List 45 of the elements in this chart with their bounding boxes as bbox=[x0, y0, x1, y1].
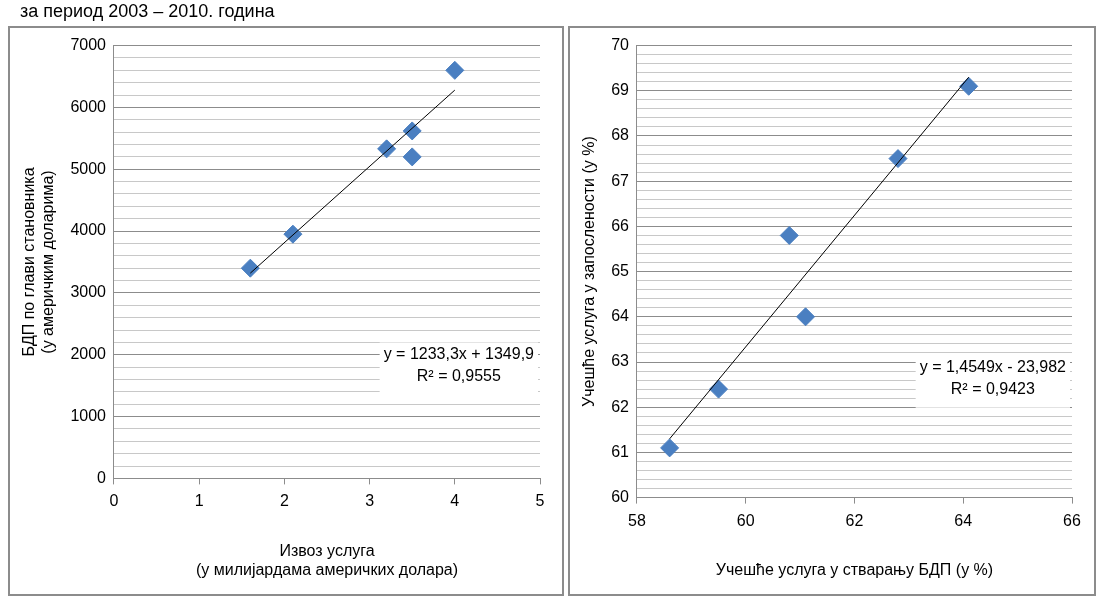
y-tick-label: 70 bbox=[611, 36, 630, 54]
chart-title: за период 2003 – 2010. година bbox=[20, 0, 275, 22]
y-tick-label: 63 bbox=[611, 352, 630, 370]
y-tick-label: 5000 bbox=[70, 159, 107, 177]
point bbox=[709, 379, 729, 399]
x-tick-label: 62 bbox=[845, 511, 864, 529]
y-tick-label: 6000 bbox=[70, 97, 107, 115]
x-axis-title: Извоз услуга (у милијардама америчких долара) bbox=[195, 541, 459, 578]
y-tick-label: 4000 bbox=[70, 221, 107, 239]
y-tick-label: 67 bbox=[611, 171, 630, 189]
y-tick-label: 69 bbox=[611, 81, 630, 99]
point bbox=[445, 60, 465, 80]
x-tick-label: 5 bbox=[535, 492, 545, 510]
point bbox=[240, 258, 260, 278]
y-axis-title: БДП по глави становника (у америчким доларима) bbox=[20, 167, 57, 357]
annotation: R² = 0,9555 bbox=[416, 366, 501, 384]
y-tick-label: 68 bbox=[611, 126, 630, 144]
x-tick-label: 64 bbox=[954, 511, 973, 529]
point bbox=[660, 438, 680, 458]
y-tick-label: 0 bbox=[97, 468, 107, 486]
point bbox=[779, 225, 799, 245]
y-tick-label: 7000 bbox=[70, 36, 107, 54]
x-axis-title: Учешће услуга у стварању БДП (у %) bbox=[715, 560, 994, 578]
x-tick-label: 2 bbox=[279, 492, 289, 510]
y-tick-label: 1000 bbox=[70, 406, 107, 424]
x-tick-label: 66 bbox=[1063, 511, 1081, 529]
x-tick-label: 58 bbox=[628, 511, 646, 529]
point bbox=[402, 147, 422, 167]
y-tick-label: 61 bbox=[611, 442, 630, 460]
y-tick-label: 66 bbox=[611, 216, 630, 234]
annotation: y = 1233,3x + 1349,9 bbox=[383, 344, 535, 362]
y-axis-title: Учешће услуга у запослености (у %) bbox=[580, 136, 598, 407]
x-tick-label: 60 bbox=[736, 511, 755, 529]
x-tick-label: 1 bbox=[194, 492, 204, 510]
x-tick-label: 3 bbox=[365, 492, 375, 510]
y-tick-label: 65 bbox=[611, 262, 630, 280]
x-tick-label: 0 bbox=[109, 492, 119, 510]
x-tick-label: 4 bbox=[450, 492, 460, 510]
annotation: R² = 0,9423 bbox=[950, 380, 1035, 398]
y-tick-label: 3000 bbox=[70, 283, 107, 301]
point bbox=[796, 307, 816, 327]
y-tick-label: 2000 bbox=[70, 345, 107, 363]
y-tick-label: 64 bbox=[611, 307, 630, 325]
y-tick-label: 62 bbox=[611, 397, 630, 415]
annotation: y = 1,4549x - 23,982 bbox=[919, 358, 1067, 376]
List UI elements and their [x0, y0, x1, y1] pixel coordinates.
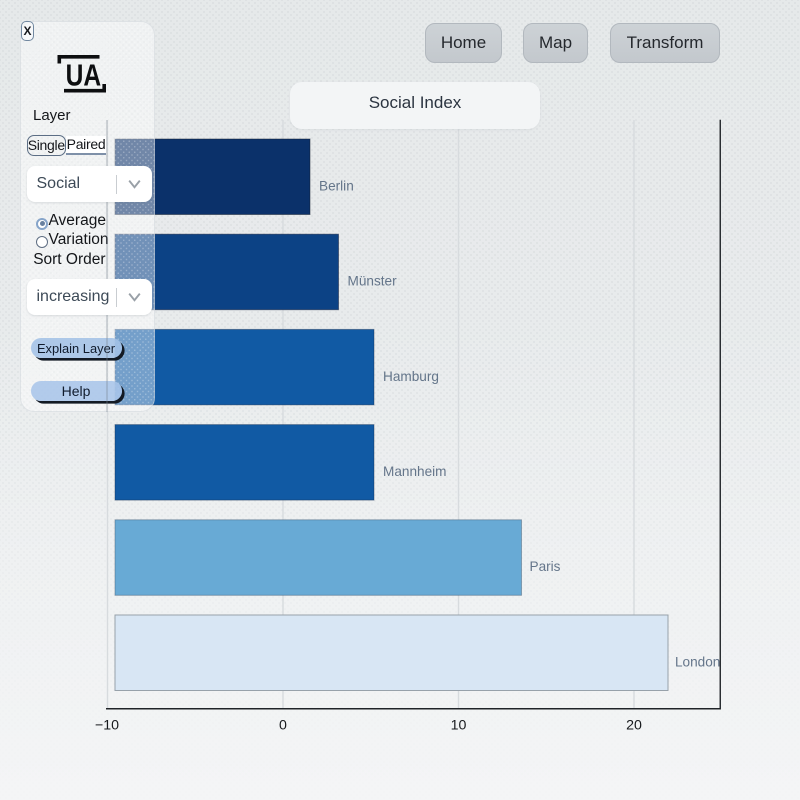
svg-text:Paris: Paris — [530, 559, 561, 574]
svg-text:0: 0 — [279, 717, 287, 733]
svg-text:UA: UA — [66, 57, 102, 92]
svg-text:Berlin: Berlin — [319, 178, 354, 193]
svg-text:Hamburg: Hamburg — [383, 369, 439, 384]
svg-text:10: 10 — [451, 717, 467, 733]
svg-text:Münster: Münster — [348, 274, 398, 289]
svg-text:−10: −10 — [95, 717, 119, 733]
svg-text:London: London — [675, 654, 720, 669]
svg-text:20: 20 — [626, 717, 642, 733]
svg-text:Mannheim: Mannheim — [383, 464, 446, 479]
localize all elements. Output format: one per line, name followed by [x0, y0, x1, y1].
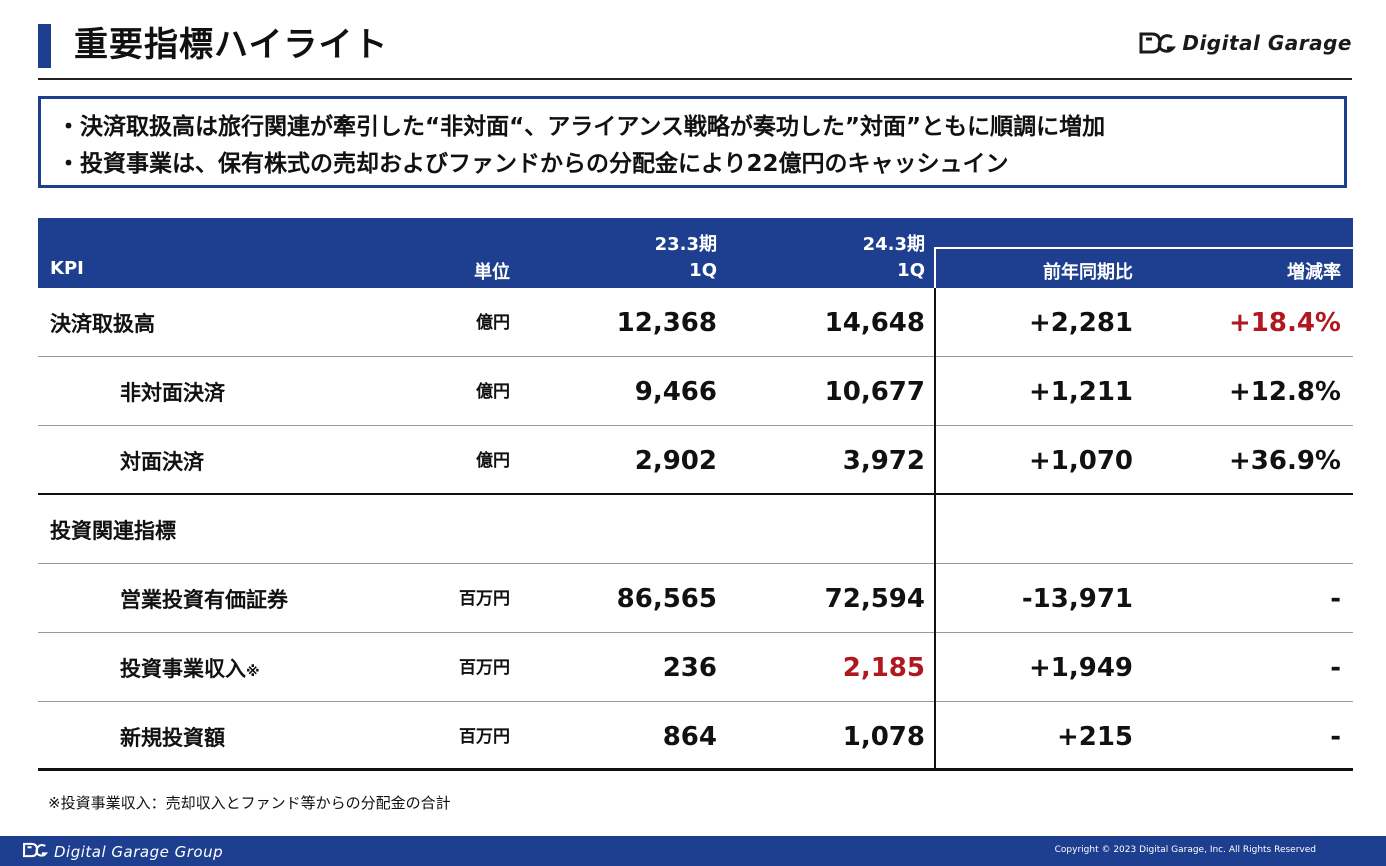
summary-line: ・決済取扱高は旅行関連が牽引した“非対面“、アライアンス戦略が奏功した”対面”と… — [57, 114, 1106, 140]
row-rate-value: +18.4% — [1229, 308, 1341, 338]
header-yoy: 前年同期比 — [1043, 262, 1133, 283]
row-label: 非対面決済 — [120, 381, 225, 405]
row-period-2-value: 14,648 — [824, 308, 925, 338]
table-row: 新規投資額 百万円 864 1,078 +215 - — [38, 702, 1353, 771]
header-period-1: 23.3期 1Q — [655, 232, 717, 284]
column-divider — [934, 633, 936, 703]
dg-logo-icon — [1138, 31, 1177, 55]
copyright: Copyright © 2023 Digital Garage, Inc. Al… — [1054, 845, 1316, 855]
column-divider — [934, 288, 936, 358]
table-section-row: 投資関連指標 — [38, 495, 1353, 565]
row-rate-value: - — [1330, 653, 1341, 683]
section-label: 投資関連指標 — [50, 519, 176, 543]
row-period-2-value: 2,185 — [842, 653, 925, 683]
row-yoy-value: +1,211 — [1028, 377, 1133, 407]
row-rate-value: - — [1330, 584, 1341, 614]
header-kpi: KPI — [50, 258, 84, 279]
header-period-2-year: 24.3期 — [862, 234, 925, 255]
column-divider — [934, 495, 936, 565]
header-period-2: 24.3期 1Q — [863, 232, 925, 284]
column-divider — [934, 564, 936, 634]
header-period-1-year: 23.3期 — [654, 234, 717, 255]
row-rate-value: +12.8% — [1229, 377, 1341, 407]
header-period-1-quarter: 1Q — [689, 260, 717, 281]
row-label: 新規投資額 — [120, 726, 225, 750]
header-column-divider — [934, 247, 936, 288]
row-label: 対面決済 — [120, 450, 204, 474]
row-rate-value: - — [1330, 722, 1341, 752]
title-accent-bar — [38, 24, 51, 68]
row-unit: 百万円 — [459, 658, 510, 678]
table-row: 非対面決済 億円 9,466 10,677 +1,211 +12.8% — [38, 357, 1353, 427]
summary-box: ・決済取扱高は旅行関連が牽引した“非対面“、アライアンス戦略が奏功した”対面”と… — [38, 96, 1347, 188]
row-yoy-value: +1,070 — [1028, 446, 1133, 476]
footer-bar: Digital Garage Group Copyright © 2023 Di… — [0, 836, 1386, 866]
brand-logo-text: Digital Garage — [1182, 31, 1352, 55]
row-period-1-value: 12,368 — [616, 308, 717, 338]
table-row: 投資事業収入※ 百万円 236 2,185 +1,949 - — [38, 633, 1353, 703]
footer-logo-text: Digital Garage Group — [54, 843, 224, 861]
table-row: 営業投資有価証券 百万円 86,565 72,594 -13,971 - — [38, 564, 1353, 634]
row-unit: 百万円 — [459, 589, 510, 609]
row-period-1-value: 9,466 — [634, 377, 717, 407]
header-unit: 単位 — [474, 262, 510, 283]
row-unit: 億円 — [476, 382, 510, 402]
dg-logo-icon — [22, 841, 49, 863]
row-period-1-value: 86,565 — [616, 584, 717, 614]
column-divider — [934, 426, 936, 495]
row-yoy-value: -13,971 — [1021, 584, 1133, 614]
brand-logo: Digital Garage — [1138, 28, 1352, 58]
header-rate: 増減率 — [1287, 262, 1341, 283]
row-period-2-value: 10,677 — [824, 377, 925, 407]
column-divider — [934, 357, 936, 427]
row-period-1-value: 236 — [662, 653, 717, 683]
row-label: 決済取扱高 — [50, 312, 155, 336]
row-yoy-value: +215 — [1056, 722, 1133, 752]
table-row: 対面決済 億円 2,902 3,972 +1,070 +36.9% — [38, 426, 1353, 495]
row-label: 投資事業収入※ — [120, 653, 260, 683]
column-divider — [934, 702, 936, 770]
row-label-text: 投資事業収入 — [120, 657, 246, 681]
page-title: 重要指標ハイライト — [74, 25, 389, 65]
row-label: 営業投資有価証券 — [120, 588, 288, 612]
header-period-2-quarter: 1Q — [897, 260, 925, 281]
header-sub-divider — [936, 247, 1353, 249]
table-header: KPI 単位 23.3期 1Q 24.3期 1Q 前年同期比 増減率 — [38, 218, 1353, 288]
footnote-mark: ※ — [246, 664, 260, 680]
table-row: 決済取扱高 億円 12,368 14,648 +2,281 +18.4% — [38, 288, 1353, 358]
row-period-1-value: 2,902 — [634, 446, 717, 476]
row-unit: 億円 — [476, 313, 510, 333]
row-unit: 億円 — [476, 451, 510, 471]
row-period-2-value: 1,078 — [842, 722, 925, 752]
row-unit: 百万円 — [459, 727, 510, 747]
summary-line: ・投資事業は、保有株式の売却およびファンドからの分配金により22億円のキャッシュ… — [57, 151, 1009, 177]
footer-logo: Digital Garage Group — [22, 841, 223, 863]
row-period-1-value: 864 — [662, 722, 717, 752]
kpi-table: KPI 単位 23.3期 1Q 24.3期 1Q 前年同期比 増減率 決済取扱高… — [38, 218, 1353, 771]
row-period-2-value: 72,594 — [824, 584, 925, 614]
title-divider — [38, 78, 1352, 80]
row-yoy-value: +1,949 — [1028, 653, 1133, 683]
row-period-2-value: 3,972 — [842, 446, 925, 476]
row-rate-value: +36.9% — [1229, 446, 1341, 476]
footnote: ※投資事業収入：売却収入とファンド等からの分配金の合計 — [48, 794, 451, 812]
row-yoy-value: +2,281 — [1028, 308, 1133, 338]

[CHALLENGE] Turn the data lines into a Markdown table with the columns No. and Entry, starting at the line that contains "y-tick-label: 70 bbox=[611, 36, 630, 54]" and continuing through the line that contains "y-tick-label: 61 bbox=[611, 442, 630, 460]", both included. Put a running row number under No. and the full line under Entry, and leave out any blank lines.

[COMPLETED EXERCISE]
| No. | Entry |
|---|---|
| 1 | y-tick-label: 70 bbox=[611, 36, 630, 54] |
| 2 | chart-title: за период 2003 – 2010. година bbox=[20, 0, 275, 22] |
| 3 | y-tick-label: 63 bbox=[611, 352, 630, 370] |
| 4 | y-tick-label: 5000 bbox=[70, 159, 107, 177] |
| 5 | point bbox=[709, 379, 729, 399] |
| 6 | x-tick-label: 62 bbox=[845, 511, 864, 529] |
| 7 | y-tick-label: 6000 bbox=[70, 97, 107, 115] |
| 8 | x-axis-title: Извоз услуга (у милијардама америчких долара) bbox=[195, 541, 459, 578] |
| 9 | y-tick-label: 4000 bbox=[70, 221, 107, 239] |
| 10 | y-tick-label: 67 bbox=[611, 171, 630, 189] |
| 11 | y-tick-label: 69 bbox=[611, 81, 630, 99] |
| 12 | point bbox=[445, 60, 465, 80] |
| 13 | x-tick-label: 5 bbox=[535, 492, 545, 510] |
| 14 | point bbox=[240, 258, 260, 278] |
| 15 | y-axis-title: БДП по глави становника (у америчким доларима) bbox=[20, 167, 57, 357] |
| 16 | annotation: R² = 0,9555 bbox=[416, 366, 501, 384] |
| 17 | y-tick-label: 68 bbox=[611, 126, 630, 144] |
| 18 | x-tick-label: 64 bbox=[954, 511, 973, 529] |
| 19 | point bbox=[660, 438, 680, 458] |
| 20 | y-tick-label: 0 bbox=[97, 468, 107, 486] |
| 21 | point bbox=[779, 225, 799, 245] |
| 22 | y-tick-label: 7000 bbox=[70, 36, 107, 54] |
| 23 | x-axis-title: Учешће услуга у стварању БДП (у %) bbox=[715, 560, 994, 578] |
| 24 | x-tick-label: 2 bbox=[279, 492, 289, 510] |
| 25 | y-tick-label: 1000 bbox=[70, 406, 107, 424] |
| 26 | x-tick-label: 66 bbox=[1063, 511, 1081, 529] |
| 27 | x-tick-label: 58 bbox=[628, 511, 646, 529] |
| 28 | point bbox=[402, 147, 422, 167] |
| 29 | y-tick-label: 61 bbox=[611, 442, 630, 460] |